Every entry that follows should be repeated exactly; drop the images.
>> BEGIN
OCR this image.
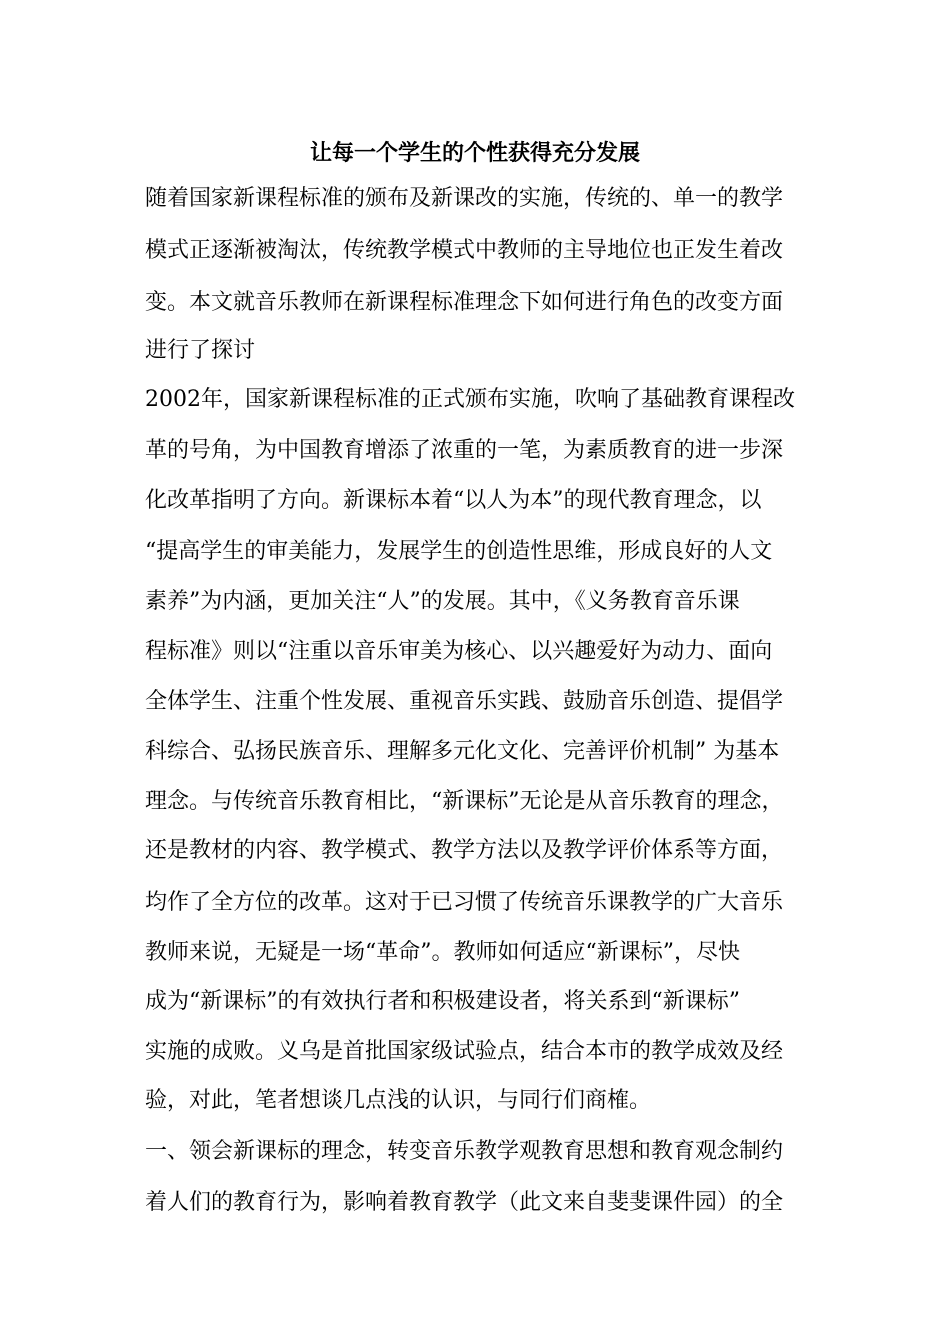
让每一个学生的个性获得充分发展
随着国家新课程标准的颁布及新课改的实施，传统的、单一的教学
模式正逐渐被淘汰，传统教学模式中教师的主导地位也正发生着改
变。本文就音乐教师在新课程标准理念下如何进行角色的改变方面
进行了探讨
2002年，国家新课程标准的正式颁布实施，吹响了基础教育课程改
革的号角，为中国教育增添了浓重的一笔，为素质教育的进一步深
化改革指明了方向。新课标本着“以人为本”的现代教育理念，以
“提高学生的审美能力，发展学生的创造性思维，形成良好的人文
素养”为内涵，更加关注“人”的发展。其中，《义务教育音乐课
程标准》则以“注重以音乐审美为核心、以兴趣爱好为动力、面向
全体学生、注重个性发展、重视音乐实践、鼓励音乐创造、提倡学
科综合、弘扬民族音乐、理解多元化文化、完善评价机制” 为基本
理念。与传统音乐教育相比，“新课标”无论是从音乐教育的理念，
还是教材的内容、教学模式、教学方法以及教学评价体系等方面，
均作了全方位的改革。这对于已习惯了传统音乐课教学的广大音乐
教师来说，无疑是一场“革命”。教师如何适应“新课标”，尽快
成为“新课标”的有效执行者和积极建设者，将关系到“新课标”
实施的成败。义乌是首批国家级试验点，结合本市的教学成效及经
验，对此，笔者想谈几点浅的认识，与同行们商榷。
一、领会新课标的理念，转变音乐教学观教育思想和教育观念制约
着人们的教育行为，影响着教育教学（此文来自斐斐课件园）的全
>> END
**The result:**
OCR this image.
让每一个学生的个性获得充分发展
随着国家新课程标准的颁布及新课改的实施，传统的、单一的教学
模式正逐渐被淘汰，传统教学模式中教师的主导地位也正发生着改
变。本文就音乐教师在新课程标准理念下如何进行角色的改变方面
进行了探讨
2002年，国家新课程标准的正式颁布实施，吹响了基础教育课程改
革的号角，为中国教育增添了浓重的一笔，为素质教育的进一步深
化改革指明了方向。新课标本着“以人为本”的现代教育理念，以
“提高学生的审美能力，发展学生的创造性思维，形成良好的人文
素养”为内涵，更加关注“人”的发展。其中，《义务教育音乐课
程标准》则以“注重以音乐审美为核心、以兴趣爱好为动力、面向
全体学生、注重个性发展、重视音乐实践、鼓励音乐创造、提倡学
科综合、弘扬民族音乐、理解多元化文化、完善评价机制” 为基本
理念。与传统音乐教育相比，“新课标”无论是从音乐教育的理念，
还是教材的内容、教学模式、教学方法以及教学评价体系等方面，
均作了全方位的改革。这对于已习惯了传统音乐课教学的广大音乐
教师来说，无疑是一场“革命”。教师如何适应“新课标”，尽快
成为“新课标”的有效执行者和积极建设者，将关系到“新课标”
实施的成败。义乌是首批国家级试验点，结合本市的教学成效及经
验，对此，笔者想谈几点浅的认识，与同行们商榷。
一、领会新课标的理念，转变音乐教学观教育思想和教育观念制约
着人们的教育行为，影响着教育教学（此文来自斐斐课件园）的全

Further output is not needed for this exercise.